[Dataset rows]
☆ ☆ ☆
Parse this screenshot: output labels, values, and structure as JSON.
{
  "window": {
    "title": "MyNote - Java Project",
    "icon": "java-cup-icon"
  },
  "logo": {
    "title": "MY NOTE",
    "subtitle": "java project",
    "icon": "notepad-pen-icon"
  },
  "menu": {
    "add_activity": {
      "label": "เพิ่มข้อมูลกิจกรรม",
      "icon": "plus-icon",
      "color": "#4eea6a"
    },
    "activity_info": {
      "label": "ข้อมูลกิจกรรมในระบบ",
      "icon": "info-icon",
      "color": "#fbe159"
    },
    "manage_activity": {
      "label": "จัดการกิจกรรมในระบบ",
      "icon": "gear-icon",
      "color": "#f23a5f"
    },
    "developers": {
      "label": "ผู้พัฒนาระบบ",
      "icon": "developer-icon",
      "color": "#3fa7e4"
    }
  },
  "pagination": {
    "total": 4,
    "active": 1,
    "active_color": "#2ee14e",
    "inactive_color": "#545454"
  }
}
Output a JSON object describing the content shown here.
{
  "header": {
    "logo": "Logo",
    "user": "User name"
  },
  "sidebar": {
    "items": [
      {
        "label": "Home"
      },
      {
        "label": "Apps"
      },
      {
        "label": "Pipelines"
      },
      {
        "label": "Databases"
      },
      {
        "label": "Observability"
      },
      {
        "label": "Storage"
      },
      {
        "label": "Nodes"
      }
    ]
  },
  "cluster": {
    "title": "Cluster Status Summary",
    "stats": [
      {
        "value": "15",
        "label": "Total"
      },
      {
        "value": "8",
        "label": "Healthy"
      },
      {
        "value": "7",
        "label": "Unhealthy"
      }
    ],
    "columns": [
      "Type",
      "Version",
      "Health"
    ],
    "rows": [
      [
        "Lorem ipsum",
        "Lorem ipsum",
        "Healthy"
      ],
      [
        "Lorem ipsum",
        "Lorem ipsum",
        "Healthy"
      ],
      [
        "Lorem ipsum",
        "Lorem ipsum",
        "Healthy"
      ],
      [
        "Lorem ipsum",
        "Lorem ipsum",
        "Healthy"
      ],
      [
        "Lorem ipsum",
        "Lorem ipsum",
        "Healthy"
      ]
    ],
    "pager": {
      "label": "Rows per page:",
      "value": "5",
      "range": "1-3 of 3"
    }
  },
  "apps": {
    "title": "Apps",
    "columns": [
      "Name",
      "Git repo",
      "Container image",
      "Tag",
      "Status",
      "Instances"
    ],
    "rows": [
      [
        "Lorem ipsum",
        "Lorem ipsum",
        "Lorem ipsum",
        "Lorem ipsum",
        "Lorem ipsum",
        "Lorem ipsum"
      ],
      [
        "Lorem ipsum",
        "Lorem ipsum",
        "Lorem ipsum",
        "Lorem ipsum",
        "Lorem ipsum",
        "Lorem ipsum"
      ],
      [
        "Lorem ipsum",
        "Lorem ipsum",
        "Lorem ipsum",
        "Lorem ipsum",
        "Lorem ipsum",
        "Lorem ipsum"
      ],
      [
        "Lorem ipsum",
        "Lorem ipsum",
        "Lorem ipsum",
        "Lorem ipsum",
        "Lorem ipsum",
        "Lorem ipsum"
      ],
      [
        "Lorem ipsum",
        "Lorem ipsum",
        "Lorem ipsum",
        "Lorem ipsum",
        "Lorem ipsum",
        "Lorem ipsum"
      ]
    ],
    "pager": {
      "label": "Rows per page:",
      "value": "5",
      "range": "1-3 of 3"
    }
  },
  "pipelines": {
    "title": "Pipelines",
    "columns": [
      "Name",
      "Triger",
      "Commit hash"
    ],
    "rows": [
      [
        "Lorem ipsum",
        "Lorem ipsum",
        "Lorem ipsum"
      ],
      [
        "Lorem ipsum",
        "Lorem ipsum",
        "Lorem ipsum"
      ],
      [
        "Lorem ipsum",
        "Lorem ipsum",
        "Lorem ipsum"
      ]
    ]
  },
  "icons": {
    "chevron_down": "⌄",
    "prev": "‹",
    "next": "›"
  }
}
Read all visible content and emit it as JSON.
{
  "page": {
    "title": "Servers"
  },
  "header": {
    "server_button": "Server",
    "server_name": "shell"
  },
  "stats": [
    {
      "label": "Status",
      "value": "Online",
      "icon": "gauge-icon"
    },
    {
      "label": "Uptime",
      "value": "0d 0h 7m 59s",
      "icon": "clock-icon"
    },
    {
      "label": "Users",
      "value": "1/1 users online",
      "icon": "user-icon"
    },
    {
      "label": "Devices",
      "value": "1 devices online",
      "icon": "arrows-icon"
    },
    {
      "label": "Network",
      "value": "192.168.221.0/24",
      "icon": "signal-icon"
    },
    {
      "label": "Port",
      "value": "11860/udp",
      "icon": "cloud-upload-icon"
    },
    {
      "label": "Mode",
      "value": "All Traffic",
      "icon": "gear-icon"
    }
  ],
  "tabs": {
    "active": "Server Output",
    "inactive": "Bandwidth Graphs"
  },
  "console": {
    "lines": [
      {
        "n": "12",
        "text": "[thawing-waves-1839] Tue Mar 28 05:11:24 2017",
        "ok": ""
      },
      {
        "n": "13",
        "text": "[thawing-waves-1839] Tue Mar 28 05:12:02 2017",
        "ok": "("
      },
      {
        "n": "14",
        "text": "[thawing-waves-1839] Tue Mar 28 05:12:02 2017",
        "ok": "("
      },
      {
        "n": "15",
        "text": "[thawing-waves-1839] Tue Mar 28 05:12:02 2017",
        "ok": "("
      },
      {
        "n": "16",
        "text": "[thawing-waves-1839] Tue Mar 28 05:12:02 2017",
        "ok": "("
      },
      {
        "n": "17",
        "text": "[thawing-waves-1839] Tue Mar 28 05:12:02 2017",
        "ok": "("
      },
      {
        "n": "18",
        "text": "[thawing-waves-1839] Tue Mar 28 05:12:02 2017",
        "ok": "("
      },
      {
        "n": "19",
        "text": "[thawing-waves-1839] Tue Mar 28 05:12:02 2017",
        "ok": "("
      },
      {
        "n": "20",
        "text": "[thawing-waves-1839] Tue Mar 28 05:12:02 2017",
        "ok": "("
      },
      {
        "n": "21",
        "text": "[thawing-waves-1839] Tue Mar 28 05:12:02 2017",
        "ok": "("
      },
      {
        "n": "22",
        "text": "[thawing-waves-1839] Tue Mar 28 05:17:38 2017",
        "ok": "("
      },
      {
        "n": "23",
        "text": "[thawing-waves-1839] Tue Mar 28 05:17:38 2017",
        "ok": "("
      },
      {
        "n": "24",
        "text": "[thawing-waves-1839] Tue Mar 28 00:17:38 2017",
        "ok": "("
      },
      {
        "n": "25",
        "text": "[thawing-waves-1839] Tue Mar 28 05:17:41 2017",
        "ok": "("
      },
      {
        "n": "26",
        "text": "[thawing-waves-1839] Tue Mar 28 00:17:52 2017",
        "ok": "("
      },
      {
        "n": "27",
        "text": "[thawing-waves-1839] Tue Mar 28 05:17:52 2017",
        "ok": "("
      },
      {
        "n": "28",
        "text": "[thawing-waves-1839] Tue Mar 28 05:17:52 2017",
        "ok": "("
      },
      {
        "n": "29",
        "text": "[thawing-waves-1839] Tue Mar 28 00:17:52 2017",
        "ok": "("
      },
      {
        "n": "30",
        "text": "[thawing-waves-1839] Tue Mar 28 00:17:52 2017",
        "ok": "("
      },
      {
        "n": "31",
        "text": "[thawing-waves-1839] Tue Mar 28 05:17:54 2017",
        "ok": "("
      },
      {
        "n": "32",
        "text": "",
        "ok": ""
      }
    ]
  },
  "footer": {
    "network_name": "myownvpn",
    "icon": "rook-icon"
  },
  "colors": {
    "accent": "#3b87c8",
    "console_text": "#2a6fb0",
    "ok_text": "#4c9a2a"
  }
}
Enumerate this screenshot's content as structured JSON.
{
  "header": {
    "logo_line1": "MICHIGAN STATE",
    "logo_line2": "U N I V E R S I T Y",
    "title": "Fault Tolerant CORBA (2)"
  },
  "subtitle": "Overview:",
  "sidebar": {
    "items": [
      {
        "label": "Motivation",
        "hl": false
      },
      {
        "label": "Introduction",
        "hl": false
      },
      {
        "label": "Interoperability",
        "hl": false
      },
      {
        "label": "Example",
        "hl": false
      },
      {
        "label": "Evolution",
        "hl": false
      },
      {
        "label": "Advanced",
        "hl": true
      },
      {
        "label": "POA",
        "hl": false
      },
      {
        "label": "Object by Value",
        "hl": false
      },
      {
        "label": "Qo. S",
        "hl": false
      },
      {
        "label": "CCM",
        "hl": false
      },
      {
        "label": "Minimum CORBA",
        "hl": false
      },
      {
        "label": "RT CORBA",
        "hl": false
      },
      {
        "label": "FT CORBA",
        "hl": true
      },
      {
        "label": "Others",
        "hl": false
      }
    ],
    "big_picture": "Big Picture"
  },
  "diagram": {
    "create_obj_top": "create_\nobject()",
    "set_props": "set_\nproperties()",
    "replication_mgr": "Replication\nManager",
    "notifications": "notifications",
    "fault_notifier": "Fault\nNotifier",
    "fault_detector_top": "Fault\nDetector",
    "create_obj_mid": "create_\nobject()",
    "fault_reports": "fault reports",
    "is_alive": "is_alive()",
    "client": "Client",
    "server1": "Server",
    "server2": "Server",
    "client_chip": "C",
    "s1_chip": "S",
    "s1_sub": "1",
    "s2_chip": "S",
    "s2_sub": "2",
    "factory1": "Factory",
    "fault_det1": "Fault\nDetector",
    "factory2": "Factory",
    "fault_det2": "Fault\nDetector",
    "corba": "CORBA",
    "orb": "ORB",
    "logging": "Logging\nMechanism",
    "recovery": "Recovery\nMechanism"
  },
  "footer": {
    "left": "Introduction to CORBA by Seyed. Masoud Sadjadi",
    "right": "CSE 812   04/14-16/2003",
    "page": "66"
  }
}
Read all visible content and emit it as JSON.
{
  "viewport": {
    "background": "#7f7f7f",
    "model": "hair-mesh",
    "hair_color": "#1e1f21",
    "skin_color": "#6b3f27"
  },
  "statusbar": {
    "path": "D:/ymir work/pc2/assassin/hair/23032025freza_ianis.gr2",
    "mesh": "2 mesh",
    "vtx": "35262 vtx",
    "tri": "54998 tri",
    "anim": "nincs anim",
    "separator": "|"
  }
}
☆ ☆ ☆
- Stated problem -
Identify the lines in the entries above that contain "Factory", then copy them out.

- Output for this task -
    "factory1": "Factory",
    "factory2": "Factory",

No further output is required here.